** begin DATASET **

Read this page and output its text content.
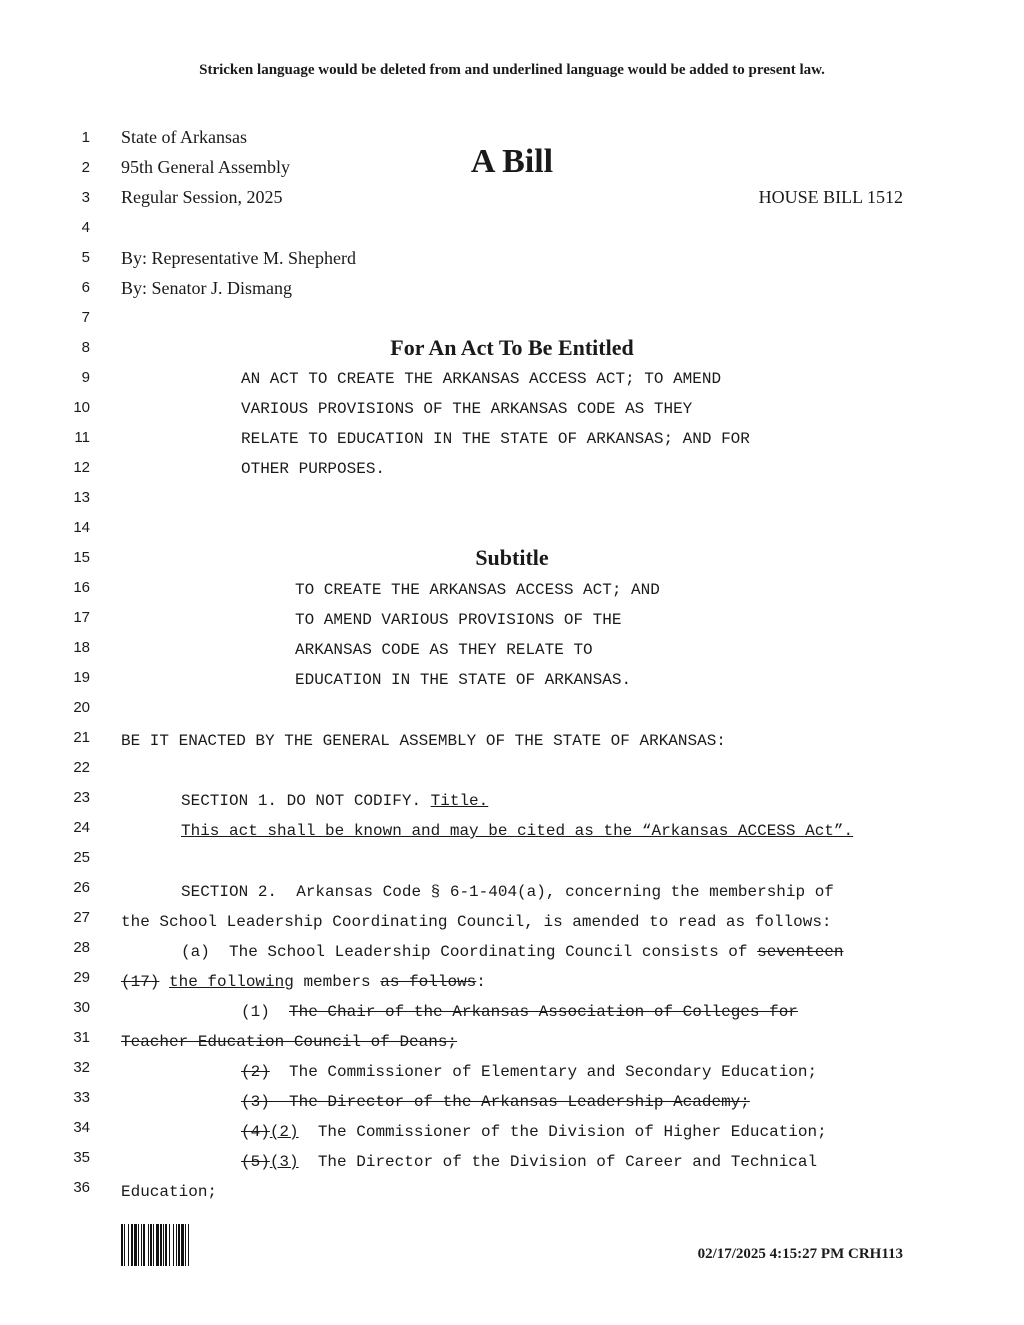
Stricken language would be deleted from and underlined language would be added to present law.
1
2
3
4
5
6
7
8
9
10
11
12
13
14
15
16
17
18
19
20
21
22
23
24
25
26
27
28
29
30
31
32
33
34
35
36
State of Arkansas
95th General Assembly
Regular Session, 2025
A Bill
HOUSE BILL 1512
By: Representative M. Shepherd
By: Senator J. Dismang
For An Act To Be Entitled
AN ACT TO CREATE THE ARKANSAS ACCESS ACT; TO AMEND
VARIOUS PROVISIONS OF THE ARKANSAS CODE AS THEY
RELATE TO EDUCATION IN THE STATE OF ARKANSAS; AND FOR
OTHER PURPOSES.
Subtitle
TO CREATE THE ARKANSAS ACCESS ACT; AND
TO AMEND VARIOUS PROVISIONS OF THE
ARKANSAS CODE AS THEY RELATE TO
EDUCATION IN THE STATE OF ARKANSAS.
BE IT ENACTED BY THE GENERAL ASSEMBLY OF THE STATE OF ARKANSAS:
SECTION 1. DO NOT CODIFY. Title.
This act shall be known and may be cited as the “Arkansas ACCESS Act”.
SECTION 2.  Arkansas Code § 6-1-404(a), concerning the membership of
the School Leadership Coordinating Council, is amended to read as follows:
(a)  The School Leadership Coordinating Council consists of seventeen
(17) the following members as follows:
(1)  The Chair of the Arkansas Association of Colleges for
Teacher Education Council of Deans;
(2)  The Commissioner of Elementary and Secondary Education;
(3)  The Director of the Arkansas Leadership Academy;
(4)(2)  The Commissioner of the Division of Higher Education;
(5)(3)  The Director of the Division of Career and Technical
Education;
02/17/2025 4:15:27 PM CRH113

** end DATASET **

WHAT YOU WILL DO ->
Reproduce all of the material exactly, apart from the pictures.

RESULT OF THIS TASK ->
Read this page and output its text content.
Stricken language would be deleted from and underlined language would be added to present law.
1
2
3
4
5
6
7
8
9
10
11
12
13
14
15
16
17
18
19
20
21
22
23
24
25
26
27
28
29
30
31
32
33
34
35
36
State of Arkansas
95th General Assembly
Regular Session, 2025
A Bill
HOUSE BILL 1512
By: Representative M. Shepherd
By: Senator J. Dismang
For An Act To Be Entitled
AN ACT TO CREATE THE ARKANSAS ACCESS ACT; TO AMEND
VARIOUS PROVISIONS OF THE ARKANSAS CODE AS THEY
RELATE TO EDUCATION IN THE STATE OF ARKANSAS; AND FOR
OTHER PURPOSES.
Subtitle
TO CREATE THE ARKANSAS ACCESS ACT; AND
TO AMEND VARIOUS PROVISIONS OF THE
ARKANSAS CODE AS THEY RELATE TO
EDUCATION IN THE STATE OF ARKANSAS.
BE IT ENACTED BY THE GENERAL ASSEMBLY OF THE STATE OF ARKANSAS:
SECTION 1. DO NOT CODIFY. Title.
This act shall be known and may be cited as the “Arkansas ACCESS Act”.
SECTION 2.  Arkansas Code § 6-1-404(a), concerning the membership of
the School Leadership Coordinating Council, is amended to read as follows:
(a)  The School Leadership Coordinating Council consists of seventeen
(17) the following members as follows:
(1)  The Chair of the Arkansas Association of Colleges for
Teacher Education Council of Deans;
(2)  The Commissioner of Elementary and Secondary Education;
(3)  The Director of the Arkansas Leadership Academy;
(4)(2)  The Commissioner of the Division of Higher Education;
(5)(3)  The Director of the Division of Career and Technical
Education;
02/17/2025 4:15:27 PM CRH113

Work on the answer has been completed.